> _TASK STATEMENT_
Check each line below for the word "house", and copy those that have it.

────

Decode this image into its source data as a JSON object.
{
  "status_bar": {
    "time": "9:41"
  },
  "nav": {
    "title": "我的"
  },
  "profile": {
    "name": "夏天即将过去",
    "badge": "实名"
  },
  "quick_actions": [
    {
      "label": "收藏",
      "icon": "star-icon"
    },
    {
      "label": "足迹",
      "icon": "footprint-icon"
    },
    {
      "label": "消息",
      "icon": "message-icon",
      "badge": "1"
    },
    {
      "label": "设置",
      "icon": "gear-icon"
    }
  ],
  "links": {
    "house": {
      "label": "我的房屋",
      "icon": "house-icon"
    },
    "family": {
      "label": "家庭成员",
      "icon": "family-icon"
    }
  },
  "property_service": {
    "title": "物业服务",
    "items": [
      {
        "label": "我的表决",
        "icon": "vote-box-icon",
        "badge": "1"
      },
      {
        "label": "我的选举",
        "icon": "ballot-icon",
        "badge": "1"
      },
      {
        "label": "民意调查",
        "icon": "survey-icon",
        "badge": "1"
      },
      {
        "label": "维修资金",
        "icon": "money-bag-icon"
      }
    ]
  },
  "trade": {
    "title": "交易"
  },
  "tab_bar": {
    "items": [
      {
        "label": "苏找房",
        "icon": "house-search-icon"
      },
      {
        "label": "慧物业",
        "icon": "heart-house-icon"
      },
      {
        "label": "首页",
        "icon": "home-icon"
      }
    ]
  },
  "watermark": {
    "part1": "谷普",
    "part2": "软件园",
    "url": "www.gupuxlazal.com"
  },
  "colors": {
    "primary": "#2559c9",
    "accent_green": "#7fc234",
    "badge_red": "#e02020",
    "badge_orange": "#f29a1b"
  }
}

────

> _RESULT FOR THIS TASK_
    "house": {
      "icon": "house-icon"
        "icon": "house-search-icon"
        "icon": "heart-house-icon"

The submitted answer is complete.